> _Exercise directions_:
Examine the material below. Gather every line in which the string "series" appears.

> _Material_:
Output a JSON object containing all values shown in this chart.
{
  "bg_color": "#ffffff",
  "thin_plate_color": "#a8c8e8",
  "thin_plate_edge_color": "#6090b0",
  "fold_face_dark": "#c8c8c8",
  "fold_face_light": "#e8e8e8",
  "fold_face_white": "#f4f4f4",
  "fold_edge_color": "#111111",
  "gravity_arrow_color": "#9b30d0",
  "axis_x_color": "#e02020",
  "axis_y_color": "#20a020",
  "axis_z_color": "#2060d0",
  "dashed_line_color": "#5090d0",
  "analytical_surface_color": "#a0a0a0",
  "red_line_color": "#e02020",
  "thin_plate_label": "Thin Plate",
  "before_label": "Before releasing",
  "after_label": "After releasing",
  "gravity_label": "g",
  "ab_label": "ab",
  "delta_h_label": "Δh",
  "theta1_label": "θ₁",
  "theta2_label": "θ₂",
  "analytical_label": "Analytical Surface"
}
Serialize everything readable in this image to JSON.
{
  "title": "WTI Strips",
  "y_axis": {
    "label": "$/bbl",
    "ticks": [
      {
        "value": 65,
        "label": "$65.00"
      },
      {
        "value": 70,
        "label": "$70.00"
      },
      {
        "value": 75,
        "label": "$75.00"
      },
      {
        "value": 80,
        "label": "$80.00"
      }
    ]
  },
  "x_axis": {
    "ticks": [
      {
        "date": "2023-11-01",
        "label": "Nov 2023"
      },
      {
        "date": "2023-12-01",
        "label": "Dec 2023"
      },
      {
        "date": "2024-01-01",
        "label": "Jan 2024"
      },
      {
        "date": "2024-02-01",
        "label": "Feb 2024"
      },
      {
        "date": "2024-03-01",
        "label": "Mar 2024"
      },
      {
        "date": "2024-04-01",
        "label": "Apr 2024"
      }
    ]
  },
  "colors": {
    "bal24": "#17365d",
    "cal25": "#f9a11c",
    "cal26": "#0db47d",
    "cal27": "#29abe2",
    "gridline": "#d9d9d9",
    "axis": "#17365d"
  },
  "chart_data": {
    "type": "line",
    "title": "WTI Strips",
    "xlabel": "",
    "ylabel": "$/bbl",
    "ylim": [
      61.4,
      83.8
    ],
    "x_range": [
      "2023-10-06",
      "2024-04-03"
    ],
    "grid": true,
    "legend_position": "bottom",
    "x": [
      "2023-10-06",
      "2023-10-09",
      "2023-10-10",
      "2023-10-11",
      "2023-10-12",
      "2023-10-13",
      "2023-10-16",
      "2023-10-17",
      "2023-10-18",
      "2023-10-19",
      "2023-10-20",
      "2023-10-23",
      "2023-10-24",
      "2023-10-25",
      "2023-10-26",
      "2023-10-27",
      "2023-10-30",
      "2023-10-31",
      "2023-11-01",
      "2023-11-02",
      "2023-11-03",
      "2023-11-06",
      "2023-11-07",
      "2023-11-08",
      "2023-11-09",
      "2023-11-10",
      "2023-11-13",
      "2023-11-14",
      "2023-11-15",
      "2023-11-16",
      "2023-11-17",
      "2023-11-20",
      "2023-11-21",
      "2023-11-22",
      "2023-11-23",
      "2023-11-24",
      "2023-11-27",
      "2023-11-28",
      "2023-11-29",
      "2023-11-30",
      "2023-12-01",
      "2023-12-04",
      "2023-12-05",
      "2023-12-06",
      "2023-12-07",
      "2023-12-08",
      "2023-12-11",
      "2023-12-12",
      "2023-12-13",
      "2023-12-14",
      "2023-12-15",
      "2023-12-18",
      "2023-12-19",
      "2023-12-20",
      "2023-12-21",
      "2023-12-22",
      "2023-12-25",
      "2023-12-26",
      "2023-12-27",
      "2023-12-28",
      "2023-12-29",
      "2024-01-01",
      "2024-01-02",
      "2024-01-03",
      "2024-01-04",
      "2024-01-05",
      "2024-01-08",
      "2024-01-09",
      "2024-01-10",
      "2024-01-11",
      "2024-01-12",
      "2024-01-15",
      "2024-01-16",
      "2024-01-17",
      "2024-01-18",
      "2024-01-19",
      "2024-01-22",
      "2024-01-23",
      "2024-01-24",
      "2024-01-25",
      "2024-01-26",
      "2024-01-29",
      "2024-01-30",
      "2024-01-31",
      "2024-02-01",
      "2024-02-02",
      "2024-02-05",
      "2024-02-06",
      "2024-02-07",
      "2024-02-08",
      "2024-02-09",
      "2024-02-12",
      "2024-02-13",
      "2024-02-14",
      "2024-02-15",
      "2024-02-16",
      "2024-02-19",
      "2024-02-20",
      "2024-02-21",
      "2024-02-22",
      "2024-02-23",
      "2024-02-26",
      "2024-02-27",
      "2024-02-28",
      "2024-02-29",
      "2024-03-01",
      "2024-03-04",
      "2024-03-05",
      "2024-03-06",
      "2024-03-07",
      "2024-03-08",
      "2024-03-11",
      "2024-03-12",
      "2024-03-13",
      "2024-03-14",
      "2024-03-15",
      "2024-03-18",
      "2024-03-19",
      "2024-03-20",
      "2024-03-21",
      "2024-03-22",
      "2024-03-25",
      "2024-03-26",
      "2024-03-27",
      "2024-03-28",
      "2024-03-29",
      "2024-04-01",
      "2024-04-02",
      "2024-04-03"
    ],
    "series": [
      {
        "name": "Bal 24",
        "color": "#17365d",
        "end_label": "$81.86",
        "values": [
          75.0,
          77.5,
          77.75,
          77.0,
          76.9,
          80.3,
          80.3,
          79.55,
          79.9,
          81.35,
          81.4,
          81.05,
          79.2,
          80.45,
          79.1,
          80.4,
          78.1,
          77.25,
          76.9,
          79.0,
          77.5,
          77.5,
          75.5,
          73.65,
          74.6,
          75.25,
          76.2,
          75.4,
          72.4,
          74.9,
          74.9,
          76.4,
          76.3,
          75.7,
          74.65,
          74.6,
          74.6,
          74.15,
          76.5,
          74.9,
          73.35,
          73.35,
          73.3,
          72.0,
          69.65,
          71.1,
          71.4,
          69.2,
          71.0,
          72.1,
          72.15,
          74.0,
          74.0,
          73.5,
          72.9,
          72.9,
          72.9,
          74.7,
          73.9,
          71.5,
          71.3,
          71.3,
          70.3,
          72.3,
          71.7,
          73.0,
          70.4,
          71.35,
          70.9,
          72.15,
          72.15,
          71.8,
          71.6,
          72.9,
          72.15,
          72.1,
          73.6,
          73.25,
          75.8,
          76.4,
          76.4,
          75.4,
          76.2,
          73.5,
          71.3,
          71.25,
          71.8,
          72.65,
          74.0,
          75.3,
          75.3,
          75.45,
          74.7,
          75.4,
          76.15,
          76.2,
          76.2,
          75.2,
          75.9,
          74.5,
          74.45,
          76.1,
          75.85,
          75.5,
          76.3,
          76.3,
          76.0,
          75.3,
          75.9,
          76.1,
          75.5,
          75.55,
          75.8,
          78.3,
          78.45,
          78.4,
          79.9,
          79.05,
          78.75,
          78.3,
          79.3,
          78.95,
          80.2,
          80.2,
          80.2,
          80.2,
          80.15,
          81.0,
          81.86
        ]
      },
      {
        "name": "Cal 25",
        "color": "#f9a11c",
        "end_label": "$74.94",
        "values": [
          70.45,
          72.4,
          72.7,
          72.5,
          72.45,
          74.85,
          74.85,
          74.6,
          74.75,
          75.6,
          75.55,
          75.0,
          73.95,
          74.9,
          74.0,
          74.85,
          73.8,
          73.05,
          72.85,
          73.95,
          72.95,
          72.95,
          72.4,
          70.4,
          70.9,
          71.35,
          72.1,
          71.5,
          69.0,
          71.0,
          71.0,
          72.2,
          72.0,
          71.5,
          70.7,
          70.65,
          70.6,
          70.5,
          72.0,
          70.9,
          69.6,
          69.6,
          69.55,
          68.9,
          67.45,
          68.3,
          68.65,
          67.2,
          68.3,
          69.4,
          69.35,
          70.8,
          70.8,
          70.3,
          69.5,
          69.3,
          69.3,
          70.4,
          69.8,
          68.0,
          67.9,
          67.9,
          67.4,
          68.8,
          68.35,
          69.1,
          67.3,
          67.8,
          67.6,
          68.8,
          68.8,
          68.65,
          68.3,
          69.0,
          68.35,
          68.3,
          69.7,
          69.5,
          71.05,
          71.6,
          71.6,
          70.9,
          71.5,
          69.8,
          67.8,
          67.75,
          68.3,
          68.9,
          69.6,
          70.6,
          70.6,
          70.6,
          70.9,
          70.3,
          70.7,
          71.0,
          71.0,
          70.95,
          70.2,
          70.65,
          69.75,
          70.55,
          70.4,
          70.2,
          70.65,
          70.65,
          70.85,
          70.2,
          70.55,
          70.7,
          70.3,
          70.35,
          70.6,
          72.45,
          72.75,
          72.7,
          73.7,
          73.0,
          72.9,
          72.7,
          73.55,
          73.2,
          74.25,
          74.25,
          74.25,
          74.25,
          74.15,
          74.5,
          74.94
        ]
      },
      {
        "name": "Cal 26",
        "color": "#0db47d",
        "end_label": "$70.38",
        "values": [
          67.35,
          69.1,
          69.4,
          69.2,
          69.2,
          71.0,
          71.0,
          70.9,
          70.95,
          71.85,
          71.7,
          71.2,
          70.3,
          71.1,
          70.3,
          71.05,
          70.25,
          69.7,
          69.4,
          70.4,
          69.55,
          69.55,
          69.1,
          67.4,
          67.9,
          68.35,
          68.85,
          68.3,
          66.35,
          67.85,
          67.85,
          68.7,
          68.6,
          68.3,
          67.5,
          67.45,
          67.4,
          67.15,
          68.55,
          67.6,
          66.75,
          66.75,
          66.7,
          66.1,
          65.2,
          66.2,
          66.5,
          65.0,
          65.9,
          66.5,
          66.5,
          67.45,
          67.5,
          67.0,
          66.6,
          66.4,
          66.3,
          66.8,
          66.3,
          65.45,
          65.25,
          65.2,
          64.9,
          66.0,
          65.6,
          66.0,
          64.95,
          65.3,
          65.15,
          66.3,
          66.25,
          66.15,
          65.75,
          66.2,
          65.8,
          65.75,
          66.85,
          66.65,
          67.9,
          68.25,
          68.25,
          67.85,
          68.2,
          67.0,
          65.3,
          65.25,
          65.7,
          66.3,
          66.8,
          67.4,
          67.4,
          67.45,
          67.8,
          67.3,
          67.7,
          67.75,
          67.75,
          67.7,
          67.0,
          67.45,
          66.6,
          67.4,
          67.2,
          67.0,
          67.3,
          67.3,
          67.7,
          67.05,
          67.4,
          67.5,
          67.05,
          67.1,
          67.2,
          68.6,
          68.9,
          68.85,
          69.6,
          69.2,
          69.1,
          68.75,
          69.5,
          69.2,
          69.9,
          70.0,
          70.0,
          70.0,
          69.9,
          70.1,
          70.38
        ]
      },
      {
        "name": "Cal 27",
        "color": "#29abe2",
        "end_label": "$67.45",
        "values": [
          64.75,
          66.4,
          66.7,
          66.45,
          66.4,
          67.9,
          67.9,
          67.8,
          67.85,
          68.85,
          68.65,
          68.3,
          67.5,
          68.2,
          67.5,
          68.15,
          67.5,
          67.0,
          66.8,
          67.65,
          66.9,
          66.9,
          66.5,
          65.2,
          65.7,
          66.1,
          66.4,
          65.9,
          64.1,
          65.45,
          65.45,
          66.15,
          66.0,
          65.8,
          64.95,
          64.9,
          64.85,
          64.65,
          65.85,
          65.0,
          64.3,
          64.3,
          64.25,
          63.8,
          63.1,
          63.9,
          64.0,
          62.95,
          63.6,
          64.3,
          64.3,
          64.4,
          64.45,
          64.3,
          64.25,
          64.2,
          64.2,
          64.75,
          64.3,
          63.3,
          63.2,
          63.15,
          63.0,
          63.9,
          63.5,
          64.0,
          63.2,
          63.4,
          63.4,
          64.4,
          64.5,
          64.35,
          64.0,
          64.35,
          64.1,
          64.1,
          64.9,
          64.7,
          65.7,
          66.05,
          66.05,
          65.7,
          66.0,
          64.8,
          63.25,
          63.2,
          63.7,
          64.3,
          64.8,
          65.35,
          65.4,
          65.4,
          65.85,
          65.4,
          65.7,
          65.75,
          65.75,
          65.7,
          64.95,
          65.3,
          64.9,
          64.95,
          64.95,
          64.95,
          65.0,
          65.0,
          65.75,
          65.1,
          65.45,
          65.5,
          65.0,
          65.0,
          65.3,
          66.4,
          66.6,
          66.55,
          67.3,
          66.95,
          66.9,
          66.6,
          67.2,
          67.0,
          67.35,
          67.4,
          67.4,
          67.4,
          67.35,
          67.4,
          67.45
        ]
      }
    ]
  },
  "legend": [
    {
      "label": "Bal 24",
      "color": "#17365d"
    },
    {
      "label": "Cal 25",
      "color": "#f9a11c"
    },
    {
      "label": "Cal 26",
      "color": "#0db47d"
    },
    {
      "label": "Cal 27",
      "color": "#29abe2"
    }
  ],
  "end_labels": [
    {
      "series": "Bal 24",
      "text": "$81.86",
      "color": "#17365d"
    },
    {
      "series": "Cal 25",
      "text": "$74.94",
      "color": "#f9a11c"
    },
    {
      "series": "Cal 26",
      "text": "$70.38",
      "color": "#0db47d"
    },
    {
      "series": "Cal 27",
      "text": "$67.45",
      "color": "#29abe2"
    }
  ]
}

> _Response for this exercise_:
    "series": [
      "series": "Bal 24",
      "series": "Cal 25",
      "series": "Cal 26",
      "series": "Cal 27",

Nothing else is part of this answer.